ИУДА ИЗ КИРИАФА, персонаж романа “Мастер и Маргарита”, восходящий к Иуде Искариоту Евангелий, предавшему за тридцать сребреников Иисуса Христа. Булгаков превратил Иуду Искариота в Иуду из Кириафа, следуя принципу транскрипции евангельских имен, примененному в пьесе Сергея Чевкина “Иешуа Ганоцри. Беспристрастное открытие истины” (1922) (см.: Христианство). У Чевкина был Иуда, сын Симона из Кериофа, а Булгаков сделал своего героя Иудой из Кириафа. В архиве писателя сохранилась выписка этого имени из книги английского историка епископа Фредерика В. Фаррара “Жизнь Иисуса Христа” (1873). Чевкин дал весьма нетрадиционную трактовку поведения Иуды, во многом предвосхитив последующее развитие этого образа в литературе и искусстве XX в., в частности, в известной рок-опере “Иисус Христос – суперзвезда” (1969) (либреттист Тим Райс). Автор “Иешуа Ганоцри” подчеркивал: “История учит, что если из какой-либо из заговорщицкой организации один из ее членов уходит на сторону врагов или просто покидает организацию, то здесь всегда или уязвленное самолюбие, или разочарование в идеях, целях организации или личности вожака, или древняя борьба за самку, или все это вместе в различных комбинациях. Иногда, правда, примешивается и корыстолюбие, но не как причина, а следствие”. В пьесе Чевкина предательство Иуды вызывается сочетанием всех вышеприведенных причин, причем одним из основных мотивов здесь выступает его ревность к Иешуа из-за сестры Лазаря Марии. У Булгакова И. из К., казалось бы, предает Иешуа Га-Ноцри из-за страсти, о которой начальник тайной стражи Афраний так говорит Понтию Пилату: “У него есть одна страсть, прокуратор… Страсть к деньгам”. Однако и здесь корыстолюбие в конечном счете оказывается только следствием. И. из К. любит Низу и наивно мечтает разбогатеть, чтобы увести ее от опостылевшего мужа. Но его возлюбленная оказывается агентом Афрания и сама предает того, кто прежде предал Иешуа.

_ _ _ _ _

> [Что сделать]
a – Выписка из какой книги сохранилась в архиве Булгакова, согласно статье об Иуде из Кириафа?
b – Продолжите статью об Иуде из Кириафа после ее последнего предложения.

[Исходные записи]
_ _ _ _ _

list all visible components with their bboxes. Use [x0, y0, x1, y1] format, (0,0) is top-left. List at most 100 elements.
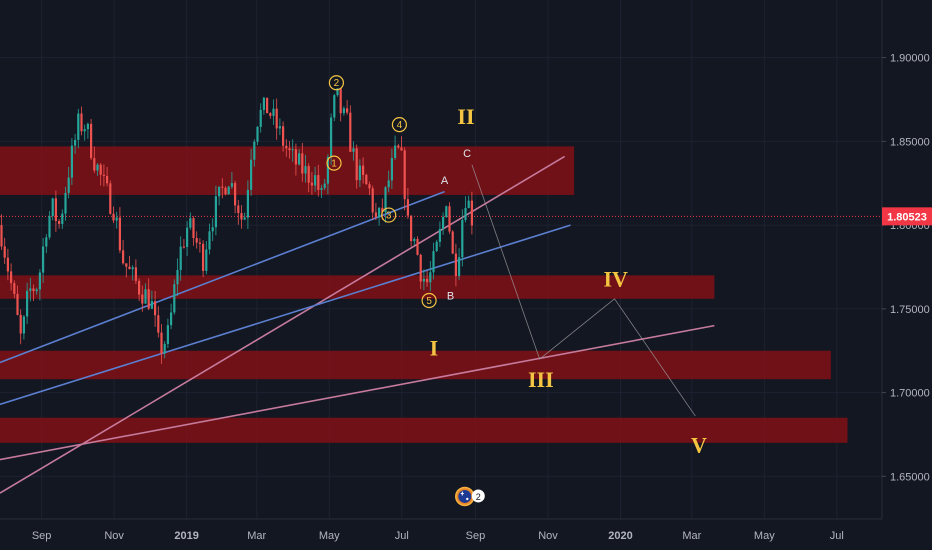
candle-body [58, 220, 61, 224]
candle-body [99, 164, 102, 175]
candle-body [291, 149, 294, 151]
candle-body [22, 316, 25, 334]
candle-body [208, 231, 211, 250]
candle-body [80, 113, 83, 132]
candle-body [128, 266, 131, 270]
candle-body [378, 207, 381, 218]
candle-body [13, 283, 16, 294]
candle-body [211, 227, 214, 232]
candle-body [214, 196, 217, 228]
candle-body [307, 166, 310, 183]
candle-body [349, 112, 352, 152]
candle-body [429, 272, 432, 283]
candle-body [410, 215, 413, 242]
candle-body [154, 301, 157, 316]
time-tick-label: Sep [466, 530, 486, 542]
time-tick-label: 2020 [608, 530, 632, 542]
candle-body [467, 200, 470, 208]
candle-body [314, 175, 317, 186]
candle-body [192, 218, 195, 238]
candle-body [381, 207, 384, 213]
wave-label-minor: 3 [386, 211, 392, 222]
candle-body [317, 175, 320, 190]
trendline-pink [0, 324, 715, 461]
candle-body [77, 113, 80, 140]
candle-body [419, 254, 422, 282]
candle-body [269, 113, 272, 116]
candle-body [326, 156, 329, 184]
candle-body [115, 217, 118, 221]
candle-body [451, 231, 454, 254]
candle-body [230, 183, 233, 187]
candle-body [365, 174, 368, 185]
candle-body [227, 186, 230, 195]
candle-body [189, 218, 192, 228]
time-tick-label: Nov [538, 530, 558, 542]
candle-body [150, 301, 153, 309]
candle-body [454, 253, 457, 277]
candle-body [160, 332, 163, 354]
candle-body [470, 200, 473, 226]
candle-body [413, 238, 416, 242]
wave-label-minor: 2 [334, 78, 340, 89]
wave-label-abc: C [463, 148, 471, 160]
candle-body [256, 126, 259, 142]
price-axis[interactable] [882, 0, 932, 550]
candle-body [294, 149, 297, 165]
wave-circle [391, 116, 407, 133]
candle-body [275, 108, 278, 129]
candle-body [403, 150, 406, 200]
candle-body [355, 148, 358, 181]
candle-body [445, 206, 448, 217]
current-price-label: 1.80523 [887, 211, 927, 223]
candle-body [176, 270, 179, 285]
candle-body [282, 126, 285, 146]
price-tick-label: 1.70000 [890, 388, 930, 400]
candle-body [246, 189, 249, 218]
candle-body [237, 205, 240, 214]
candle-body [54, 198, 57, 221]
wave-projection-path [471, 164, 696, 417]
price-tick-label: 1.85000 [890, 136, 930, 148]
candle-body [374, 212, 377, 218]
candle-body [42, 246, 45, 273]
candle-body [26, 290, 29, 317]
candle-body [272, 108, 275, 116]
wave-circle [421, 292, 437, 309]
time-tick-label: 2019 [174, 530, 198, 542]
candle-body [118, 217, 121, 251]
candle-body [323, 183, 326, 189]
candle-body [70, 145, 73, 178]
candle-body [400, 147, 403, 151]
star-mark [466, 497, 469, 501]
candle-body [106, 175, 109, 184]
candle-body [266, 97, 269, 114]
candle-body [221, 186, 224, 188]
candle-body [86, 123, 89, 130]
candle-body [438, 229, 441, 242]
candle-body [234, 183, 237, 206]
candle-body [464, 207, 467, 221]
candle-body [358, 165, 361, 181]
time-tick-label: Nov [104, 530, 124, 542]
time-tick-label: Mar [682, 530, 701, 542]
candle-body [29, 288, 32, 291]
wave-label-major: III [528, 367, 554, 392]
wave-label-minor: 1 [331, 159, 337, 170]
candle-body [262, 97, 265, 110]
candle-body [195, 237, 198, 243]
candle-body [426, 278, 429, 283]
candle-body [352, 148, 355, 152]
candle-body [339, 88, 342, 114]
candle-body [163, 343, 166, 354]
wave-circle [328, 75, 344, 91]
candle-body [157, 315, 160, 333]
candle-body [32, 288, 35, 292]
candle-body [3, 246, 6, 258]
time-axis[interactable] [0, 519, 882, 550]
candle-body [362, 165, 365, 175]
candle-body [278, 126, 281, 129]
candle-body [182, 246, 185, 248]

_ _ _ _ _

> [Ответы]
a – Из книги епископа Фредерика В. Фаррара «Жизнь Иисуса Христа» (1873).

b –
Выписка названия города Кириаф со ссылкой на Фаррара в булгаковском архиве восходит к тому месту “Жизни Иисуса Христа”, где, используя в качестве источника книгу Иисуса Навина, Фаррар отмечает: “Кириаф есть имя города на южной границе Иудеи”. Соответствующий отрывок в русском синодальном переводе Библии звучит так: «…Города же их (были) Гаваон, Кефира, Беероф и Кириаф-Иарим” (Нав., IX, 17). Чевкин и Булгаков восприняли сделанную Фарраром расшифровку прозвища Искариот, однако по-разному транскрипировали название города. Первый, очевидно, пользовался английским оригиналом, а второй, судя по сохранившейся в архиве пагинации выписок, – переводом М.П. Фивейского, изданном в 1904 г., где соответствующее место читалось следующим образом: “Вот удел колена сынов Иудиных: в смежностью с Идумеею на юге были: …Гацор-Хадафа, Кириаф, Хецрон, иначе Гацор”.
Из книги Фаррара заимствованы и данные о сумме награды, полученной И. из К.: тридцать тетрадрахм. Именно ее называет он в романе перед смертью. Английский историк утверждал, что во времена Христа евангельских сиклей не было в обращении, “но Иуде могли заплатить сирийскими или финикийскими тетрадрахмами, которые были одинакового веса”.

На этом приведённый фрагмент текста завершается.